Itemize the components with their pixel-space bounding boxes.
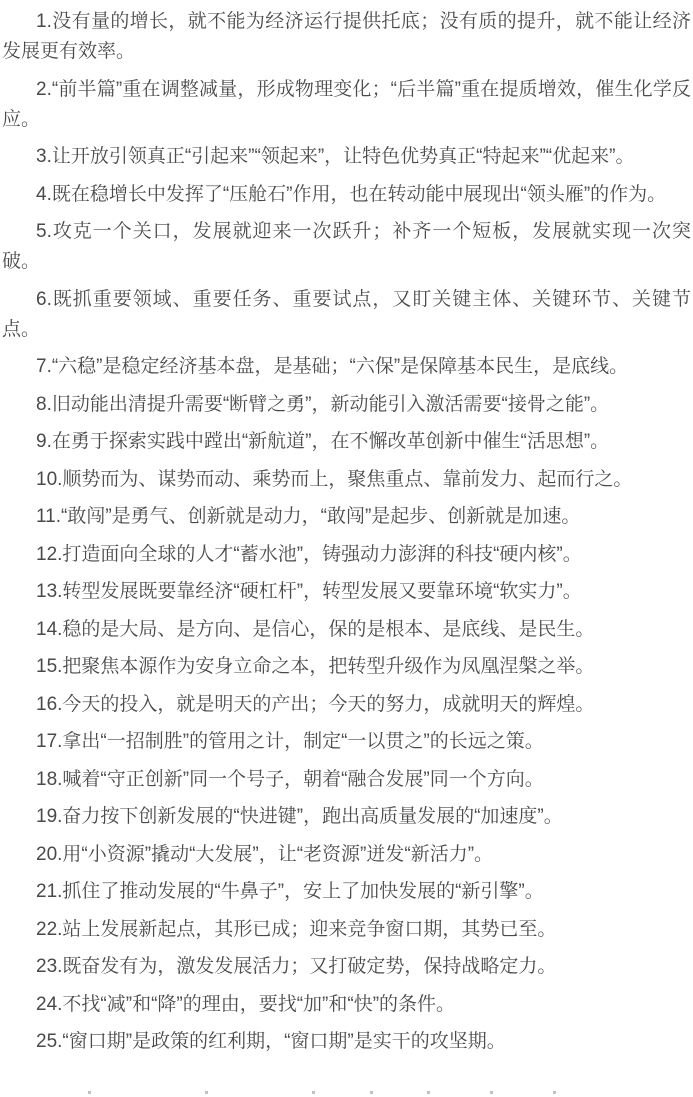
- list-item-5: 5.攻克一个关口，发展就迎来一次跃升；补齐一个短板，发展就实现一次突破。: [2, 217, 691, 277]
- list-item-21: 21.抓住了推动发展的“牛鼻子”，安上了加快发展的“新引擎”。: [2, 877, 691, 907]
- article-body: 1.没有量的增长，就不能为经济运行提供托底；没有质的提升，就不能让经济发展更有效…: [0, 0, 693, 1057]
- list-item-8: 8.旧动能出清提升需要“断臂之勇”，新动能引入激活需要“接骨之能”。: [2, 390, 691, 420]
- list-item-15: 15.把聚焦本源作为安身立命之本，把转型升级作为凤凰涅槃之举。: [2, 652, 691, 682]
- list-item-20: 20.用“小资源”撬动“大发展”，让“老资源”迸发“新活力”。: [2, 840, 691, 870]
- clipped-glyph-top-mark: [370, 1091, 373, 1094]
- list-item-25: 25.“窗口期”是政策的红利期，“窗口期”是实干的攻坚期。: [2, 1027, 691, 1057]
- list-item-13: 13.转型发展既要靠经济“硬杠杆”，转型发展又要靠环境“软实力”。: [2, 577, 691, 607]
- clipped-glyph-top-mark: [490, 1091, 493, 1094]
- list-item-7: 7.“六稳”是稳定经济基本盘，是基础；“六保”是保障基本民生，是底线。: [2, 352, 691, 382]
- list-item-12: 12.打造面向全球的人才“蓄水池”，铸强动力澎湃的科技“硬内核”。: [2, 540, 691, 570]
- list-item-18: 18.喊着“守正创新”同一个号子，朝着“融合发展”同一个方向。: [2, 765, 691, 795]
- list-item-22: 22.站上发展新起点，其形已成；迎来竞争窗口期，其势已至。: [2, 915, 691, 945]
- list-item-2: 2.“前半篇”重在调整减量，形成物理变化；“后半篇”重在提质增效，催生化学反应。: [2, 75, 691, 135]
- list-item-1: 1.没有量的增长，就不能为经济运行提供托底；没有质的提升，就不能让经济发展更有效…: [2, 7, 691, 67]
- list-item-11: 11.“敢闯”是勇气、创新就是动力，“敢闯”是起步、创新就是加速。: [2, 502, 691, 532]
- list-item-24: 24.不找“减”和“降”的理由，要找“加”和“快”的条件。: [2, 990, 691, 1020]
- clipped-glyph-top-mark: [427, 1091, 430, 1094]
- clipped-next-line-sliver: [0, 1091, 693, 1095]
- list-item-17: 17.拿出“一招制胜”的管用之计，制定“一以贯之”的长远之策。: [2, 727, 691, 757]
- clipped-glyph-top-mark: [88, 1091, 91, 1094]
- clipped-glyph-top-mark: [553, 1091, 556, 1094]
- list-item-9: 9.在勇于探索实践中蹚出“新航道”，在不懈改革创新中催生“活思想”。: [2, 427, 691, 457]
- list-item-14: 14.稳的是大局、是方向、是信心，保的是根本、是底线、是民生。: [2, 615, 691, 645]
- page: { "page": { "background": "#ffffff", "te…: [0, 0, 693, 1097]
- list-item-10: 10.顺势而为、谋势而动、乘势而上，聚焦重点、靠前发力、起而行之。: [2, 465, 691, 495]
- list-item-23: 23.既奋发有为，激发发展活力；又打破定势，保持战略定力。: [2, 952, 691, 982]
- list-item-4: 4.既在稳增长中发挥了“压舱石”作用，也在转动能中展现出“领头雁”的作为。: [2, 180, 691, 210]
- list-item-6: 6.既抓重要领域、重要任务、重要试点，又盯关键主体、关键环节、关键节点。: [2, 285, 691, 345]
- list-item-3: 3.让开放引领真正“引起来”“领起来”，让特色优势真正“特起来”“优起来”。: [2, 142, 691, 172]
- clipped-glyph-top-mark: [205, 1091, 208, 1094]
- list-item-19: 19.奋力按下创新发展的“快进键”，跑出高质量发展的“加速度”。: [2, 802, 691, 832]
- list-item-16: 16.今天的投入，就是明天的产出；今天的努力，成就明天的辉煌。: [2, 690, 691, 720]
- clipped-glyph-top-mark: [312, 1091, 315, 1094]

== To do ==
Please pull out every line in the items above that contains the string "就不能为经济运行提供托底".

== Result below ==
- article-body: 1.没有量的增长，就不能为经济运行提供托底；没有质的提升，就不能让经济发展更有效…: [0, 0, 693, 1057]
- list-item-1: 1.没有量的增长，就不能为经济运行提供托底；没有质的提升，就不能让经济发展更有效…: [2, 7, 691, 67]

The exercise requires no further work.